> _ASSIGNMENT_: Filter these entries, keeping only lines that hold the word "werden".

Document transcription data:
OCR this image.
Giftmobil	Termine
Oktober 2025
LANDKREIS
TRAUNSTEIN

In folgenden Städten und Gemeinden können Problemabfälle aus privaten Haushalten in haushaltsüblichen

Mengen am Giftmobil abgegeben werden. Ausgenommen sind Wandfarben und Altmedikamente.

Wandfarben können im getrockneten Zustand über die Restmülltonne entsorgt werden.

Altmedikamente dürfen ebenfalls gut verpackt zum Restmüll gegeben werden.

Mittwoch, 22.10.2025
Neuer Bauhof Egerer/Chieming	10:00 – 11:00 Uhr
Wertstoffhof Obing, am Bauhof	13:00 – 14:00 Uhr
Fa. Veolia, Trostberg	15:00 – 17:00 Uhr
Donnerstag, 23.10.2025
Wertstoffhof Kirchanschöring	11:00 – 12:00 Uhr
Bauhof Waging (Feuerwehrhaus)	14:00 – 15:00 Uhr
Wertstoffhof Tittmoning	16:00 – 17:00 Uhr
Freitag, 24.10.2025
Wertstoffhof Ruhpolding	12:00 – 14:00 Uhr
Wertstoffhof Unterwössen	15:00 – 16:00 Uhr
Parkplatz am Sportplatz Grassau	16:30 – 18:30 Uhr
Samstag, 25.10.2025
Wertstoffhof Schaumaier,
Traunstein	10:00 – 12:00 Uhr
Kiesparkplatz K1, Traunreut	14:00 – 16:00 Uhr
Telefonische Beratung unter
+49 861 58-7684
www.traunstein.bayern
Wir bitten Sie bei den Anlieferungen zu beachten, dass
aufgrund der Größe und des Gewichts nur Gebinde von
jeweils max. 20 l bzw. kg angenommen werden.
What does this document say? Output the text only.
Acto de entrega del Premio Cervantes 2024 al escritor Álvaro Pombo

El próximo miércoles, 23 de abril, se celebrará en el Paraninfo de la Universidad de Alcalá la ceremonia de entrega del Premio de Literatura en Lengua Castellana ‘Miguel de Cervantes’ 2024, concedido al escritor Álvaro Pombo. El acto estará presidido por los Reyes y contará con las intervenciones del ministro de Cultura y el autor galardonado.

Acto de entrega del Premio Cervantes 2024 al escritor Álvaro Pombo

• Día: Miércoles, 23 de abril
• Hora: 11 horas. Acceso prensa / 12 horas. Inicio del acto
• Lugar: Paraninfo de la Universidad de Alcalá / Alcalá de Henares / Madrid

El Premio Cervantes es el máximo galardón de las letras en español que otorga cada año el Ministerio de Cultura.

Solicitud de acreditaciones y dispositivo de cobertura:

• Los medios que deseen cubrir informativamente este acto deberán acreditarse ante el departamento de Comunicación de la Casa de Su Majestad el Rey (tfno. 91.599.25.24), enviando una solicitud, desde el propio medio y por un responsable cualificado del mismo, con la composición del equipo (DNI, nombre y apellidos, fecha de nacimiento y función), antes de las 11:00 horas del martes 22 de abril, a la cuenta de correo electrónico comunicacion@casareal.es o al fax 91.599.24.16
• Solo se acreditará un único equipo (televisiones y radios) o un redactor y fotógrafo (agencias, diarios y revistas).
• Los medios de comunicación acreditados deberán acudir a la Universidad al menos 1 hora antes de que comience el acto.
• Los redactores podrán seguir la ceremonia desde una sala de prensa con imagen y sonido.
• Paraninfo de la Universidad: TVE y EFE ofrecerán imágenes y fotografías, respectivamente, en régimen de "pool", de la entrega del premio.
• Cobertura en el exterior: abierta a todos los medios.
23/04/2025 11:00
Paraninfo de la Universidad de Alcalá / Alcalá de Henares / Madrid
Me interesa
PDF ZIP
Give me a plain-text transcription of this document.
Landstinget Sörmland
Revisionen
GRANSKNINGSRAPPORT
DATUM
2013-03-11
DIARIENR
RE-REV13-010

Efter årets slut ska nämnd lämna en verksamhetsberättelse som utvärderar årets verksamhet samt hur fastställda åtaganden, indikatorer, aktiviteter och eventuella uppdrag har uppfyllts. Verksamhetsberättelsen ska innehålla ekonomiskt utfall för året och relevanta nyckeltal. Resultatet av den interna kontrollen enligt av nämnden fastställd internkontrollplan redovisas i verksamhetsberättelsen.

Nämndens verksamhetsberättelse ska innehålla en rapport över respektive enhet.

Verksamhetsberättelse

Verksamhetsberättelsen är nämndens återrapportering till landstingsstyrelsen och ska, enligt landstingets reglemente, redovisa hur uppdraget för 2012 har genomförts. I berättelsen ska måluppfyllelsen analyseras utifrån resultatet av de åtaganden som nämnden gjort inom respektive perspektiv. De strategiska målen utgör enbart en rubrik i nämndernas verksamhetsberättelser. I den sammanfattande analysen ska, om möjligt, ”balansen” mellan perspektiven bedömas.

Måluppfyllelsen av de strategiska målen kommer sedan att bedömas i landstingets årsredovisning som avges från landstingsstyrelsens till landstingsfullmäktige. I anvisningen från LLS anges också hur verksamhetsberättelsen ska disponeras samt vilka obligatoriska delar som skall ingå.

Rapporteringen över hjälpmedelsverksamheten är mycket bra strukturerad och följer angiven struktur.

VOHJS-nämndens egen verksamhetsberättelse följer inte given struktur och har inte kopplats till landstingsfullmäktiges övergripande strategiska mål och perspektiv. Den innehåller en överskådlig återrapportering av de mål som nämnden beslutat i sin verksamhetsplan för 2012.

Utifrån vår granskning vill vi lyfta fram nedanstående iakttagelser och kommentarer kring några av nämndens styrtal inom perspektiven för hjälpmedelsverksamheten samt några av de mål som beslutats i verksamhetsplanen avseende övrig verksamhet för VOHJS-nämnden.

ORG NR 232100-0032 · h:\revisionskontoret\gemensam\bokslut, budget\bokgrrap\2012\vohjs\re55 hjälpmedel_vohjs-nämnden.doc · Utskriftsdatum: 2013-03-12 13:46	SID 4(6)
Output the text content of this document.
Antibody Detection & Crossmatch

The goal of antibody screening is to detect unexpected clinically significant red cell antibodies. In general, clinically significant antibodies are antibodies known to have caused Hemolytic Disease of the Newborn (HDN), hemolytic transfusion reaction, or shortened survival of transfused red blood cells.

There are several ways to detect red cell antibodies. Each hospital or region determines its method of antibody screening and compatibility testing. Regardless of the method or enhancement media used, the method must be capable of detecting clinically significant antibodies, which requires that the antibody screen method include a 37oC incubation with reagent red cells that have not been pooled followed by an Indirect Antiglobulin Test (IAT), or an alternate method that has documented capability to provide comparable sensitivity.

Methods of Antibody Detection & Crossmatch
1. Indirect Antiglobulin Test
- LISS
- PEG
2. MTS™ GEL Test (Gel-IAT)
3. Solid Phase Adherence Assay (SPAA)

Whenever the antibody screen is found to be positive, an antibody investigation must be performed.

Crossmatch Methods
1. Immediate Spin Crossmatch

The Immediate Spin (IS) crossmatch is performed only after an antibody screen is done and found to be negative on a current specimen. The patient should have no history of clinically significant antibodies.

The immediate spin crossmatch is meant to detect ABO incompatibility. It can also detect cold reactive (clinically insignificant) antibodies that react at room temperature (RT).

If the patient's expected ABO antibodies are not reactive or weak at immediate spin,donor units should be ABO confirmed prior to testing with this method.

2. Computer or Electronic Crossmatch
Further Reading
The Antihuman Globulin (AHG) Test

> _ANSWER TO THIS PROBLEM_:
Mengen am Giftmobil abgegeben werden. Ausgenommen sind Wandfarben und Altmedikamente.
Wandfarben können im getrockneten Zustand über die Restmülltonne entsorgt werden.
Altmedikamente dürfen ebenfalls gut verpackt zum Restmüll gegeben werden.
jeweils max. 20 l bzw. kg angenommen werden.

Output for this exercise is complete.